Records from a collection of figures:
_ _ _

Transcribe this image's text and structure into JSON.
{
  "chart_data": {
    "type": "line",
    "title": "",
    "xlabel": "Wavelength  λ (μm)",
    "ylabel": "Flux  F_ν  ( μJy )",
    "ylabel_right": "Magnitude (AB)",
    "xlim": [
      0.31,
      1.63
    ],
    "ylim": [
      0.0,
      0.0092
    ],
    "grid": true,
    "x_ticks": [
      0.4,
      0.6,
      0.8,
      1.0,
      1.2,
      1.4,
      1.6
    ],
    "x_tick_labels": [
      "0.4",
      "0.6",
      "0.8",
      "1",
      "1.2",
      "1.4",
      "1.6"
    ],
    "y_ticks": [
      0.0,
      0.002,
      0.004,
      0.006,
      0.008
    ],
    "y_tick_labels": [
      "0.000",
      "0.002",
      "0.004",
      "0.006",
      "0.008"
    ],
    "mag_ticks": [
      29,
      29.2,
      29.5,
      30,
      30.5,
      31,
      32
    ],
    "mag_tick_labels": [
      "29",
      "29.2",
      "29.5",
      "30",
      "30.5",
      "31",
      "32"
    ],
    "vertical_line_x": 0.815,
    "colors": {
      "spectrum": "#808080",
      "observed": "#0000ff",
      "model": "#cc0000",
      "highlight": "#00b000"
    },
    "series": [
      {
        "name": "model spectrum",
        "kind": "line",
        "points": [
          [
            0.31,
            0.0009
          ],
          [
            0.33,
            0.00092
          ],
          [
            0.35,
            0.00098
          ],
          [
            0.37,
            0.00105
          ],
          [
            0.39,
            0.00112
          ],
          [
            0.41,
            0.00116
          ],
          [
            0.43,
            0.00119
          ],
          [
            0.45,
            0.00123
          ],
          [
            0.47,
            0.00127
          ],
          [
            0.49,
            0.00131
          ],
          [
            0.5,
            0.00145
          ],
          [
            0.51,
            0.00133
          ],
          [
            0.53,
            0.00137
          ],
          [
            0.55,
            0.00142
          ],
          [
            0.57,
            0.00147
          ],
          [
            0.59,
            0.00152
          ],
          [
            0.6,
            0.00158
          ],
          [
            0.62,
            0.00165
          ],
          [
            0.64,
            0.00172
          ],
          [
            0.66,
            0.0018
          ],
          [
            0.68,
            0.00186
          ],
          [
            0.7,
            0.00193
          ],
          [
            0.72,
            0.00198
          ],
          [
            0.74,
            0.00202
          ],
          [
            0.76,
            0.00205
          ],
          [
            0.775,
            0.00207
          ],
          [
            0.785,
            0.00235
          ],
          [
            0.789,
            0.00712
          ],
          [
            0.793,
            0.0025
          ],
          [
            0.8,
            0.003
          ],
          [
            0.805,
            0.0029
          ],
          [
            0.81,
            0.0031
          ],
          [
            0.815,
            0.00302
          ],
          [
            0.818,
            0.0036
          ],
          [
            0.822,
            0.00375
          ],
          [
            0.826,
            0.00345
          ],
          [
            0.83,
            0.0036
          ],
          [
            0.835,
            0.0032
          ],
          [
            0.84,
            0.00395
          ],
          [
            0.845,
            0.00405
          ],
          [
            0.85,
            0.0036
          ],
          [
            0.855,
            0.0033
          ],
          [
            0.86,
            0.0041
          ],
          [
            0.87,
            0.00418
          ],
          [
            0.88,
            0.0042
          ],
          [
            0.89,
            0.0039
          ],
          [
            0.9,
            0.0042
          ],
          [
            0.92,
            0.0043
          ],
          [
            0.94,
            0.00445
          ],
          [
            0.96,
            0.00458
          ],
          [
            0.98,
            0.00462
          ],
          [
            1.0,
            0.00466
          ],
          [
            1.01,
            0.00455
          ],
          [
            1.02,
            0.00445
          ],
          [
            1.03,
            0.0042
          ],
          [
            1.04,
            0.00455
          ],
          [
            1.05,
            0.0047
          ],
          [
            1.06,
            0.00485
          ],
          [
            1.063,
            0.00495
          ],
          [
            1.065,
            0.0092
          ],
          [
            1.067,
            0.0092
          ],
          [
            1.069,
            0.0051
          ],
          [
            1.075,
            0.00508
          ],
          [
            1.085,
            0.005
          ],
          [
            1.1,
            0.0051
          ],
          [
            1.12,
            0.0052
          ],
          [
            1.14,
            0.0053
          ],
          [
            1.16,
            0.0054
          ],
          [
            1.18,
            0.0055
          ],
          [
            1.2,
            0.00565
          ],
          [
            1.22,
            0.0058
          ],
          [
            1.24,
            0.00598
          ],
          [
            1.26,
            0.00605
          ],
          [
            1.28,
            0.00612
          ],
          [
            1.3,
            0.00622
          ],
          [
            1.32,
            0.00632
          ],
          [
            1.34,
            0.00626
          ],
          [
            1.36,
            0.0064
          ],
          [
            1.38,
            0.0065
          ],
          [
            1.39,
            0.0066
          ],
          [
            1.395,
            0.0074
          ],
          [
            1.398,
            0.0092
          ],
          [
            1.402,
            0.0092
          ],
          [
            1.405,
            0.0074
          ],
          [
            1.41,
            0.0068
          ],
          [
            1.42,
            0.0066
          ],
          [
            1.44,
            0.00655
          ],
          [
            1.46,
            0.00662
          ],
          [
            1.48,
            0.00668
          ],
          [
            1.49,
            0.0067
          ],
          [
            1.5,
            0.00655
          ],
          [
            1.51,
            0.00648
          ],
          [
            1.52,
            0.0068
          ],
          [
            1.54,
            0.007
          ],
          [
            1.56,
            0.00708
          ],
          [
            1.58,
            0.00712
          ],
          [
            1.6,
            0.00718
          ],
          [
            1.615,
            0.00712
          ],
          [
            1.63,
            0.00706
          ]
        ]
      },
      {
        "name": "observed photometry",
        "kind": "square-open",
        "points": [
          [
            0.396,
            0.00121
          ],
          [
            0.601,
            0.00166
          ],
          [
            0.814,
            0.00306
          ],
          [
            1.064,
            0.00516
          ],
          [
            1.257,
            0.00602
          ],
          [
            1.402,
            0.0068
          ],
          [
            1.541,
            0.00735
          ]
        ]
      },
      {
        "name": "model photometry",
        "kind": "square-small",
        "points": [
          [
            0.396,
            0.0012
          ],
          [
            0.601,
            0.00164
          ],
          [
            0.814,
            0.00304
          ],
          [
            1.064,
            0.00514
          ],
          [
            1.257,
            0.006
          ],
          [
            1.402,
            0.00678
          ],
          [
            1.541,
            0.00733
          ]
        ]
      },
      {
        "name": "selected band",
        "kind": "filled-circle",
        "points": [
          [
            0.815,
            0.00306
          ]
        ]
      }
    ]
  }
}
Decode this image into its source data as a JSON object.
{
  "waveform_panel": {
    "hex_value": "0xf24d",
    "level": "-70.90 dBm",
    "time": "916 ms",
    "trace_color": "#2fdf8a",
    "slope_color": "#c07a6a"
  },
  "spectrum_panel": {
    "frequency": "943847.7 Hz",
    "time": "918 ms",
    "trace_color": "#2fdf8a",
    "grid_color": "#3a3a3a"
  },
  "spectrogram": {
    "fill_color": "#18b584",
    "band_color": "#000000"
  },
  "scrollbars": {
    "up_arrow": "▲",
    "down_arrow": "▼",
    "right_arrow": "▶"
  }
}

_ _ _

Given exercise: Pick out the lines containing the word "observed" and show them.

Response to this task:
      "observed": "#0000ff",
        "name": "observed photometry",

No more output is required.